(Dataset rows)

◇ ◇ ◇ ◇ ◇ ◇ ◇

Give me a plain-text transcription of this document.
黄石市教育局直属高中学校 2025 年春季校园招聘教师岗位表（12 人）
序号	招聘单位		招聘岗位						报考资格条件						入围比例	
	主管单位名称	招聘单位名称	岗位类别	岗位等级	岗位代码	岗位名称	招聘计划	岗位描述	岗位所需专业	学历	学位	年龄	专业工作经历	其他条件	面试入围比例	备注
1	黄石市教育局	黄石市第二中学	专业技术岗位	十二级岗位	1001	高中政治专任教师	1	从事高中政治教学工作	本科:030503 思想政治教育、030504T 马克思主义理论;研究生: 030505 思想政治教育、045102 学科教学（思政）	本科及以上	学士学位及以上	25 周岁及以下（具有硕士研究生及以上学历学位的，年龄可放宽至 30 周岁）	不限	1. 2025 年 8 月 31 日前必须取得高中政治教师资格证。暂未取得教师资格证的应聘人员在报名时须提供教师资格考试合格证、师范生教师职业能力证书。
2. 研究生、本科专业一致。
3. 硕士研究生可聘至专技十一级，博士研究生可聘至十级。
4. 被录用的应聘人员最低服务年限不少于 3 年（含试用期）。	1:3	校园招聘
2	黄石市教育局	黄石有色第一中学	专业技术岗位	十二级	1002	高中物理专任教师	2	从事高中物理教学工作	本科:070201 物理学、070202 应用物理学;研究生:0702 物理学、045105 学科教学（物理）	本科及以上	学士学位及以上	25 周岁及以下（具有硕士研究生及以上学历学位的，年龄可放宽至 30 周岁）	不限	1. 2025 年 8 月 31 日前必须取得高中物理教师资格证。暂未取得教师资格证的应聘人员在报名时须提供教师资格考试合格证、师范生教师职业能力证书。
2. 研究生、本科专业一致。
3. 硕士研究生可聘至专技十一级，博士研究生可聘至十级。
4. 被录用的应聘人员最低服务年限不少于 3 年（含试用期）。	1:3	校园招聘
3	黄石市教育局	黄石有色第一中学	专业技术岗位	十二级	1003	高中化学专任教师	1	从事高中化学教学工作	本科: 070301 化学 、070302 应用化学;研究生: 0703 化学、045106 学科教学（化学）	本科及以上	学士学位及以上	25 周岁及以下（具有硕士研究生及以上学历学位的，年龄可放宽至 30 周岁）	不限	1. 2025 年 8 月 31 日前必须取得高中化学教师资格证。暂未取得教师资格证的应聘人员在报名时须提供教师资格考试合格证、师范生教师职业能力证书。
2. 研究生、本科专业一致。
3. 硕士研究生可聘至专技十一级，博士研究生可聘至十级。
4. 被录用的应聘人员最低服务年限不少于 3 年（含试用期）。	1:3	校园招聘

◇ ◇ ◇ ◇ ◇ ◇ ◇

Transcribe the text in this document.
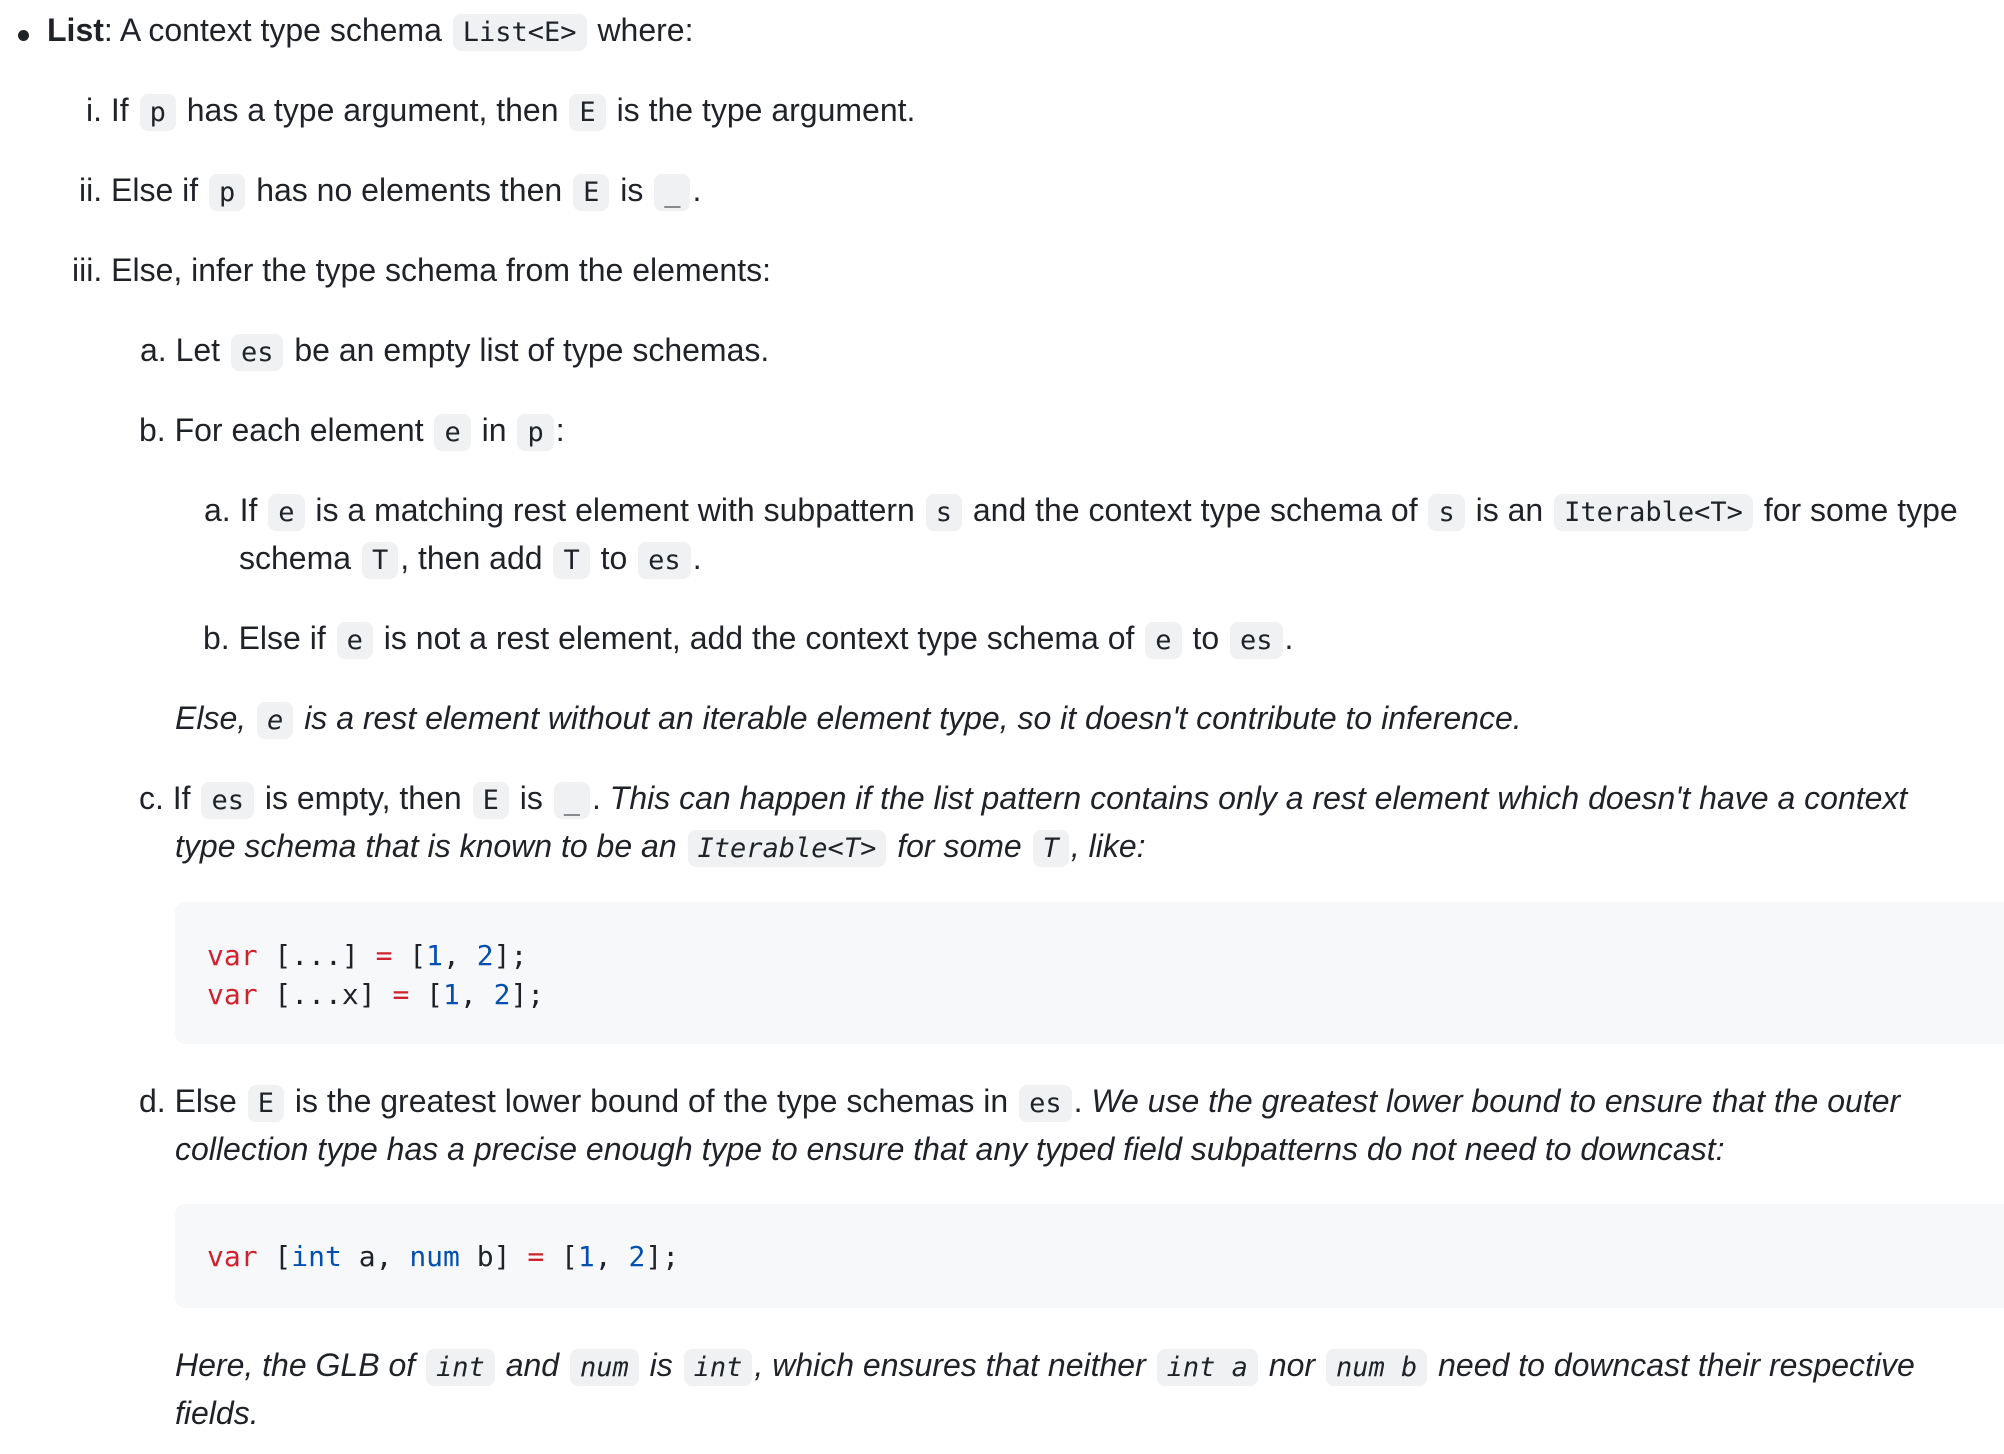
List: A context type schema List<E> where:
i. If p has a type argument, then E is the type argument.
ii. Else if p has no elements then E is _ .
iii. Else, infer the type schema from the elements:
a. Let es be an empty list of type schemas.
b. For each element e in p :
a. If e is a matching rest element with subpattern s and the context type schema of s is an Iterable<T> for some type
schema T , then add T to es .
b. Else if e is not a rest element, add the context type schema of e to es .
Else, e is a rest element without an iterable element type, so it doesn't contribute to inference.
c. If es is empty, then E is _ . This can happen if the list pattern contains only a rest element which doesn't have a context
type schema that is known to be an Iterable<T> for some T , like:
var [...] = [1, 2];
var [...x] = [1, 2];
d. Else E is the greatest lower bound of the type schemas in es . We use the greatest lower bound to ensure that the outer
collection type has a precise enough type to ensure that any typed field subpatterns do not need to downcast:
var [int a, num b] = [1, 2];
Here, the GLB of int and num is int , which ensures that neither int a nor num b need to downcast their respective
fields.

◇ ◇ ◇ ◇ ◇ ◇ ◇

_PROBLEM REQUIREMENTS:_
Scan the records above and report how many lines include the word "年龄可放宽至", without any other text.

_RESULT:_
3